Segment Start: SOURCE DATA

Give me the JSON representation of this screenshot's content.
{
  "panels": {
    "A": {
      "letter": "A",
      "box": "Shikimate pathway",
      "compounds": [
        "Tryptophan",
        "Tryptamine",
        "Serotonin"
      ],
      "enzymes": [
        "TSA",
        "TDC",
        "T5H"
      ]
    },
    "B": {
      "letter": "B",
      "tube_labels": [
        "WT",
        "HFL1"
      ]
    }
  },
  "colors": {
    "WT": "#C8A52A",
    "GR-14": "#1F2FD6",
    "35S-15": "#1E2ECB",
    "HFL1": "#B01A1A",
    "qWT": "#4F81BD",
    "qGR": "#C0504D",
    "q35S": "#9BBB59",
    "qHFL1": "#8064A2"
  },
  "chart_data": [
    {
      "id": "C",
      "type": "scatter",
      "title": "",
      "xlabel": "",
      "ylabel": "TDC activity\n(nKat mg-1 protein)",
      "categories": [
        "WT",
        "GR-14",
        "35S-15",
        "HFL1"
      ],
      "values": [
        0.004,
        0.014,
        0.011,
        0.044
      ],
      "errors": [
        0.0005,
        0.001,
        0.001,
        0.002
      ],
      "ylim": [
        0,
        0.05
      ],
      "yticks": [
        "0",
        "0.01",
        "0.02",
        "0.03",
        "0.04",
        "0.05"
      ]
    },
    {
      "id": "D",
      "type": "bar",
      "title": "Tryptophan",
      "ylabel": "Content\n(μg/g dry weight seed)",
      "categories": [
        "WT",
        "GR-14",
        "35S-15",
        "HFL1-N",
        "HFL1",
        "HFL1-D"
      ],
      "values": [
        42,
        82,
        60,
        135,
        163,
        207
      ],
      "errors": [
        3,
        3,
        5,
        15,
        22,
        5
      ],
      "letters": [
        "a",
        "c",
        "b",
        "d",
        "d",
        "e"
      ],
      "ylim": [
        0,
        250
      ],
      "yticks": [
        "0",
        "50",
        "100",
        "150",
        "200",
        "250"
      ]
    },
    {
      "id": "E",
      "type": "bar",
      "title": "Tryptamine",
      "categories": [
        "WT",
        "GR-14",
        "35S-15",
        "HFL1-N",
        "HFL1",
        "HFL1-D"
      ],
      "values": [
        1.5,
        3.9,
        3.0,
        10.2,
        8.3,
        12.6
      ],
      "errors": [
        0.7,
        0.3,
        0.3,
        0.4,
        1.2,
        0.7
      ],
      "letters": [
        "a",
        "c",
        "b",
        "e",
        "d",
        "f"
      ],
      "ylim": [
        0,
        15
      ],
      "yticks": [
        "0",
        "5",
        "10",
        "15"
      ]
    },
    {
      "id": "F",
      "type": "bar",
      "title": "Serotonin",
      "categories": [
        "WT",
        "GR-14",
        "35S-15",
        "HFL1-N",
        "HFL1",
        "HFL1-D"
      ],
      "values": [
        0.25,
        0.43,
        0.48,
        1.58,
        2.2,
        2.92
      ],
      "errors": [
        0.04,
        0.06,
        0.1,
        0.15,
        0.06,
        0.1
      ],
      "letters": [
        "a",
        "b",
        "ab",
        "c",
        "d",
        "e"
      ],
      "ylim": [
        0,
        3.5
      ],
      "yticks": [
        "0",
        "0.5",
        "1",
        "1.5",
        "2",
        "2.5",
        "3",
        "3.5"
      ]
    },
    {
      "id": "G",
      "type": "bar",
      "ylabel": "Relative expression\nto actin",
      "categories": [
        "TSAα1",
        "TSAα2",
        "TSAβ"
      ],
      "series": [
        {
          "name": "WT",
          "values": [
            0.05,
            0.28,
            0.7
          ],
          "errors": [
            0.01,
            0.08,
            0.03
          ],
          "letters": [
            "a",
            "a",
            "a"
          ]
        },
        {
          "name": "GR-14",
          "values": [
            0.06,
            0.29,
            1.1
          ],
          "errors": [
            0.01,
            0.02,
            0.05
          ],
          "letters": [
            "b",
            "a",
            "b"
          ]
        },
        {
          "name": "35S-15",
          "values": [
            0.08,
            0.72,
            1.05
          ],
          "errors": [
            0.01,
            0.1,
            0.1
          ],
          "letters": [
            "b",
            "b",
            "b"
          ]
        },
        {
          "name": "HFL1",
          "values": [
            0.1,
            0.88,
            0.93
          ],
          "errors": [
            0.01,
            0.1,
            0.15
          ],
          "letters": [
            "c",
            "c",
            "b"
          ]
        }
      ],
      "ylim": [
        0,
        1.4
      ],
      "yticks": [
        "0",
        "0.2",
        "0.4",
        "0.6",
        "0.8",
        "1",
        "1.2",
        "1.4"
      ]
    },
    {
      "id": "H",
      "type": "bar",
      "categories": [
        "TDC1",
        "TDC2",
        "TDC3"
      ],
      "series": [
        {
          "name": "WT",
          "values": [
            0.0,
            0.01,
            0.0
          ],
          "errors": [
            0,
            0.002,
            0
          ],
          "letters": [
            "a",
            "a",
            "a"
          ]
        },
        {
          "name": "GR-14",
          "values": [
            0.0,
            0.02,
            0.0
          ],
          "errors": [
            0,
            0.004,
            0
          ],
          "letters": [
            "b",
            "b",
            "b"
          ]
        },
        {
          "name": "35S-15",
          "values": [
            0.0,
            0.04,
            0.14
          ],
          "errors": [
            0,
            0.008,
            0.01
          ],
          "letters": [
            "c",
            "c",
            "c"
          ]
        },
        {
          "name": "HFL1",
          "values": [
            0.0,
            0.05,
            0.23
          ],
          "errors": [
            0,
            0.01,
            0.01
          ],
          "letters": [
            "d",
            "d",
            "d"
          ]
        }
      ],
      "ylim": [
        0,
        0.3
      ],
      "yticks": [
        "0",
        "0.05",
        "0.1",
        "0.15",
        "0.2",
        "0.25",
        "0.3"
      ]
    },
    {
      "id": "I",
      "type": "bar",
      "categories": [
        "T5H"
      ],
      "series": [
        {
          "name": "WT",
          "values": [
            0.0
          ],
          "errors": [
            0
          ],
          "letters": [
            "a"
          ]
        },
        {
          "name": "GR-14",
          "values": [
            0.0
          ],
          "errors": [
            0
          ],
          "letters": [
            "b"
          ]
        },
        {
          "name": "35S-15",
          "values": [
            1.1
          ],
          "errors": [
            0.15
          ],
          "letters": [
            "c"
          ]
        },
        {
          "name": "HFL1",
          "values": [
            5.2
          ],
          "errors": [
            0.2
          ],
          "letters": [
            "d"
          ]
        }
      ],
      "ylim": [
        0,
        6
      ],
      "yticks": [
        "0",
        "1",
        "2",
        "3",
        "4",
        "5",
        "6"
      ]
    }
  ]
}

Segment End: SOURCE DATA

#### [ASSIGNED TASK]
Go through the entries and copy every line that has "ylabel".

#### [RESPONSE]
      "ylabel": "TDC activity\n(nKat mg-1 protein)",
      "ylabel": "Content\n(μg/g dry weight seed)",
      "ylabel": "Relative expression\nto actin",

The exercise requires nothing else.